How many lines of these entries hold the string "Normal"? Answer with the number alone.

[Data entries for graphics]
## Begin
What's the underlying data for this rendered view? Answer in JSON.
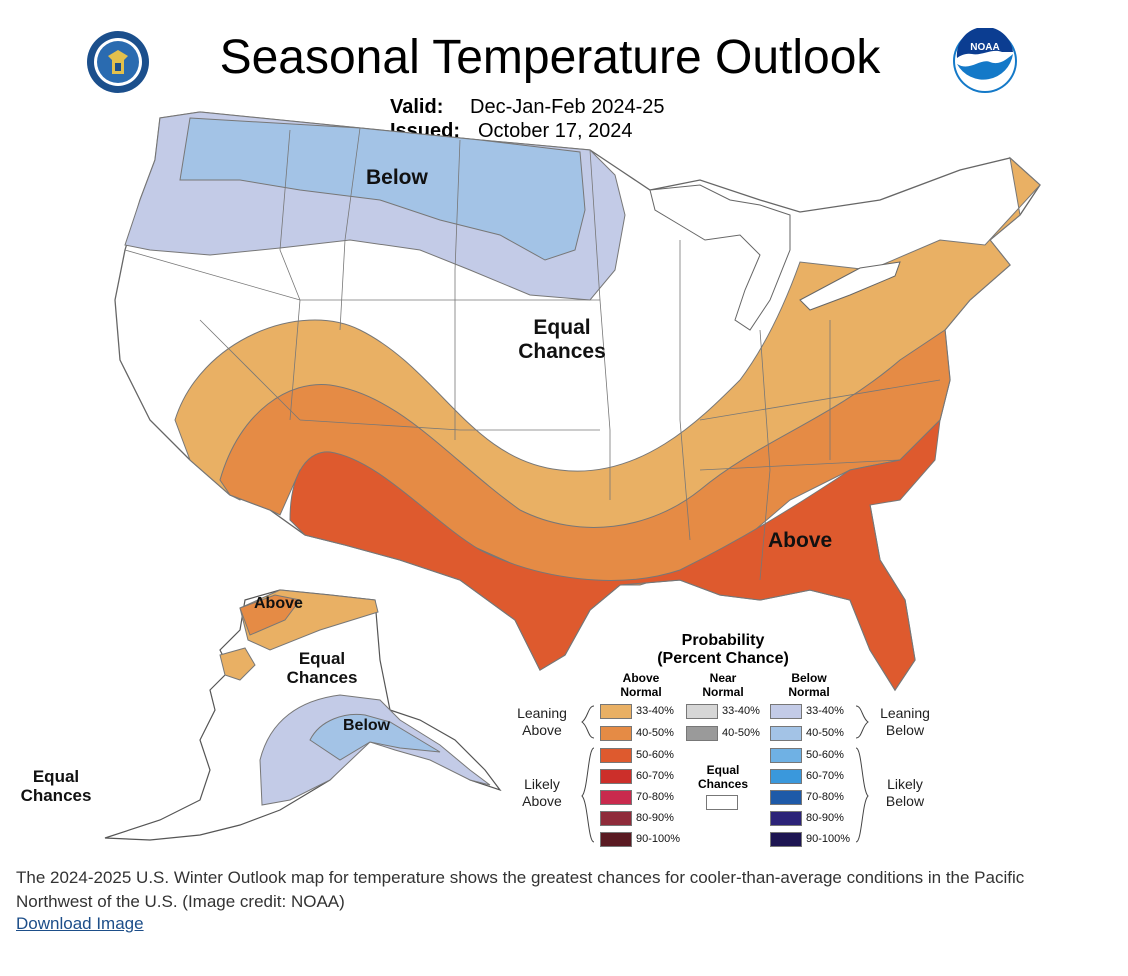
{
  "header": {
    "title": "Seasonal Temperature Outlook",
    "valid_label": "Valid:",
    "valid_value": "Dec-Jan-Feb 2024-25",
    "issued_label": "Issued:",
    "issued_value": "October 17, 2024"
  },
  "logos": {
    "left": "department-of-commerce-seal",
    "right_text": "NOAA"
  },
  "map_labels": {
    "conus_below": "Below",
    "conus_equal_1": "Equal",
    "conus_equal_2": "Chances",
    "conus_above": "Above",
    "ak_above": "Above",
    "ak_equal_1": "Equal",
    "ak_equal_2": "Chances",
    "ak_below": "Below",
    "hi_equal_1": "Equal",
    "hi_equal_2": "Chances"
  },
  "legend": {
    "title_1": "Probability",
    "title_2": "(Percent Chance)",
    "above_header_1": "Above",
    "above_header_2": "Normal",
    "near_header_1": "Near",
    "near_header_2": "Normal",
    "below_header_1": "Below",
    "below_header_2": "Normal",
    "above": [
      {
        "label": "33-40%",
        "color": "#e9b064"
      },
      {
        "label": "40-50%",
        "color": "#e58b45"
      },
      {
        "label": "50-60%",
        "color": "#de5a2e"
      },
      {
        "label": "60-70%",
        "color": "#cc2f2a"
      },
      {
        "label": "70-80%",
        "color": "#c92a4d"
      },
      {
        "label": "80-90%",
        "color": "#8f2b3a"
      },
      {
        "label": "90-100%",
        "color": "#5a1a22"
      }
    ],
    "near": [
      {
        "label": "33-40%",
        "color": "#d6d6d6"
      },
      {
        "label": "40-50%",
        "color": "#9a9a9a"
      }
    ],
    "below": [
      {
        "label": "33-40%",
        "color": "#c3cbe7"
      },
      {
        "label": "40-50%",
        "color": "#a3c3e6"
      },
      {
        "label": "50-60%",
        "color": "#6fb1e4"
      },
      {
        "label": "60-70%",
        "color": "#3a98dc"
      },
      {
        "label": "70-80%",
        "color": "#1e5aa8"
      },
      {
        "label": "80-90%",
        "color": "#2c2378"
      },
      {
        "label": "90-100%",
        "color": "#1d1552"
      }
    ],
    "equal_1": "Equal",
    "equal_2": "Chances",
    "leaning_above_1": "Leaning",
    "leaning_above_2": "Above",
    "likely_above_1": "Likely",
    "likely_above_2": "Above",
    "leaning_below_1": "Leaning",
    "leaning_below_2": "Below",
    "likely_below_1": "Likely",
    "likely_below_2": "Below"
  },
  "caption": "The 2024-2025 U.S. Winter Outlook map for temperature shows the greatest chances for cooler-than-average conditions in the Pacific Northwest of the U.S. (Image credit: NOAA)",
  "download_label": "Download Image"
}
## End
Response to this exercise:
3